Work to complete: Say whether each of these statements agrees with the inflation nowcasting FAQ, answering yes or no and quoting the deciding words from it. 1. Nowcasts are produced for four inflation measures. 2. Month-over-month inflation rates are reported as annualized percent changes. 3. Inflation is described as easy to predict accurately.

# Inflation Nowcasting: Frequently Asked Questions

These questions and answers accompany the technical working paper “Nowcasting U.S. Headline and Core Inflation,” by Edward S. Knotek II and Saeed Zaman. See the paper for more details and references.

## What is “nowcasting”?

Nowcasting is a combination of two terms: “now” and “forecasting.” Economic indicators are often released with a considerable delay, but there is usually intense interest in knowing what a given indicator is before its official release. Nowcasting refers to the prediction of the present, the very recent past, and the very near future—in essence, trying to fill in that missing data point with an accurate estimate. Often, nowcasts take advantage of higher-frequency data that are informative about some other economic indicator to predict what the next release of the indicator of interest will say.

## Why is inflation nowcasting useful?

Inflation is a topic of perennial interest because it influences the behavior and plans of consumers, businesses, financial markets, pension funds, governments—in essence, everyone in an economy. The Federal Reserve pays close attention to inflation because of its impact on the economy and because the Federal Open Market Committee has been explicitly tasked by Congress through the Federal Reserve Act to promote the goals of maximum employment and price stability, the so-called “dual mandate.” When making decisions, consumers and businesses may have to forecast the inflation rate far into the future. For example, if a consumer is thinking about taking out a loan, it helps to know how quickly wages and prices will be rising during the life of the loan—after all, it will be much easier to service the loan with stronger wage and price growth. Unfortunately, inflation tends to be difficult to predict accurately. But some recent research finds that forecasts of inflation far out into the future can be improved by having more accurate estimates of near-term inflation, or nowcasts. These nowcasts serve as an important jumping-off point for thinking about where inflation will be in the future.

## Which inflation measures do you nowcast?

We generate nowcasts for four inflation measures: (1) inflation in the price index for personal consumption expenditures, more commonly referred to as PCE inflation; (2) inflation in the PCE price index excluding food and energy, also known as core PCE inflation; (3) inflation in the consumer price index (CPI); and (4) inflation in the CPI excluding food and energy, also known as core CPI inflation. The model is designed to report seasonally adjusted, month-over-month inflation rates in these four measures (expressed as nonannualized percent changes) and quarterly inflation rates in these four measures (expressed at seasonally adjusted annualized rates, or SAAR).

## What is so special about your inflation nowcasts?

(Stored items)

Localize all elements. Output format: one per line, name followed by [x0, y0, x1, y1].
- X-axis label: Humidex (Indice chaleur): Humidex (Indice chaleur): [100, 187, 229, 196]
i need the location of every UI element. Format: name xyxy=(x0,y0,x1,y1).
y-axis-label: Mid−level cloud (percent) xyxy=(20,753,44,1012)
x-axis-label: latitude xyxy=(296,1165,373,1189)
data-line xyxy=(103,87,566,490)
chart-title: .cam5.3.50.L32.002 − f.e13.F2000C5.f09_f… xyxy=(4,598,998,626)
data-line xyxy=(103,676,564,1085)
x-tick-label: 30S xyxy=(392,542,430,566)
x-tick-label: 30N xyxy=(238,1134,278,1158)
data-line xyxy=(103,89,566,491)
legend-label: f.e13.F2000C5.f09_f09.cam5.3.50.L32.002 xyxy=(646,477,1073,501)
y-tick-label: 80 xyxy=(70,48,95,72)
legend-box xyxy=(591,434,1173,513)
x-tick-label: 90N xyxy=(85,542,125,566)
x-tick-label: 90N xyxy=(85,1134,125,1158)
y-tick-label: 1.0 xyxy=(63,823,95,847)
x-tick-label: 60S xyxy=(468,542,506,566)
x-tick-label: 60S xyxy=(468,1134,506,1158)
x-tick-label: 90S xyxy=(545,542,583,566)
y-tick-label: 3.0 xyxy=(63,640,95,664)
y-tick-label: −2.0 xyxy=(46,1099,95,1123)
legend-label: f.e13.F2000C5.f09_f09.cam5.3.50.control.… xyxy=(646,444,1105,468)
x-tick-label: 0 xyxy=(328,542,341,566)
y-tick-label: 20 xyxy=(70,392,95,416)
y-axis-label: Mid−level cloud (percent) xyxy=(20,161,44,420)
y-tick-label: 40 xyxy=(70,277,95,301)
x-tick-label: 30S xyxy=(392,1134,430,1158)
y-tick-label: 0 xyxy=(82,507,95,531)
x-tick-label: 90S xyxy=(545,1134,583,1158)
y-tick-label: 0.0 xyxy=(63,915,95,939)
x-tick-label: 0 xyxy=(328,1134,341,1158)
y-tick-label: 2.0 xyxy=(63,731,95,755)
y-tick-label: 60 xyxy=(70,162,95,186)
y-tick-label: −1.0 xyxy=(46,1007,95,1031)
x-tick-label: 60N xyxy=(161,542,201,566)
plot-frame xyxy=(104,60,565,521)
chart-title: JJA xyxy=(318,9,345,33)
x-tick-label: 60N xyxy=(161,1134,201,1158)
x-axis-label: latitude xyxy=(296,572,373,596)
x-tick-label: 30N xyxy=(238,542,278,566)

Reply to the task:
1. Yes: "We generate nowcasts for four inflation measures"
2. No: "expressed as nonannualized percent changes"
3. No: "inflation tends to be difficult to predict accurately"